To be done. Go through the entries below and pick out every line with "Data".
** Begin **
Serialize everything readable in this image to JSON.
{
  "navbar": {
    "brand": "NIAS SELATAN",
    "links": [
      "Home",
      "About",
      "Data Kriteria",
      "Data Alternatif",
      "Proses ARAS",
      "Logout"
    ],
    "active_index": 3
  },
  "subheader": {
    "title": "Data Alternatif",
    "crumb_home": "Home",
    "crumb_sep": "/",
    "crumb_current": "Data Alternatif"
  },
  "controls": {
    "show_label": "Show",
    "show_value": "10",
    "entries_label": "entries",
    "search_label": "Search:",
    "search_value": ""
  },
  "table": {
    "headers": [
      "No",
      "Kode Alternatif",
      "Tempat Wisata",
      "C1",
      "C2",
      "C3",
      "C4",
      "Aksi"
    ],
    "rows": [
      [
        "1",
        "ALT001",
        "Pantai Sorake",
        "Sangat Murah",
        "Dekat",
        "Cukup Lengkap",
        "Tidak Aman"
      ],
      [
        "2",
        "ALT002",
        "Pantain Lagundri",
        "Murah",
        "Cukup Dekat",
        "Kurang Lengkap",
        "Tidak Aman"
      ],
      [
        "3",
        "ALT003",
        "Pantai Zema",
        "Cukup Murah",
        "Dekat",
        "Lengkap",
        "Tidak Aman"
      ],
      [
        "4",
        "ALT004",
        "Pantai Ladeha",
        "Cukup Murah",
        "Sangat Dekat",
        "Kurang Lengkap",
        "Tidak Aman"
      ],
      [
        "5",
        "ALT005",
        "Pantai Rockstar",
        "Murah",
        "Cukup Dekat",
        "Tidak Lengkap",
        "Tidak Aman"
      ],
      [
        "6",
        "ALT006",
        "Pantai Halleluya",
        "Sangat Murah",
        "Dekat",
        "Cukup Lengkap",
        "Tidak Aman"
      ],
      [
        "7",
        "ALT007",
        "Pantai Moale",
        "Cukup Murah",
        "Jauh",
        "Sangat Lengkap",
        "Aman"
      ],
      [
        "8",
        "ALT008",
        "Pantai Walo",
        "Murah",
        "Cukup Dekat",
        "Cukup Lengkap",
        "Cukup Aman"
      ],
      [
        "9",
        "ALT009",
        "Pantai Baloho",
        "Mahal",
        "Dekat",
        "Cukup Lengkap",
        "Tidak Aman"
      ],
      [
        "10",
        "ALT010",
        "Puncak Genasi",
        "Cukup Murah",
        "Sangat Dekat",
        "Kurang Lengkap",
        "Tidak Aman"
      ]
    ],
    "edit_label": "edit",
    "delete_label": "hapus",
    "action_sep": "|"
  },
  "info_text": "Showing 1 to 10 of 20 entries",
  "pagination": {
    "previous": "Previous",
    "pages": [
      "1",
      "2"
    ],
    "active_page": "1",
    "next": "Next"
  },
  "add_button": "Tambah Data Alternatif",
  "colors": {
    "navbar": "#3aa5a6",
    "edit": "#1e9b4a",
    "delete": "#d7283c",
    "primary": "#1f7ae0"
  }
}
** End **
Solution to this exercise.
      "Data Kriteria",
      "Data Alternatif",
    "title": "Data Alternatif",
    "crumb_current": "Data Alternatif"
  "add_button": "Tambah Data Alternatif",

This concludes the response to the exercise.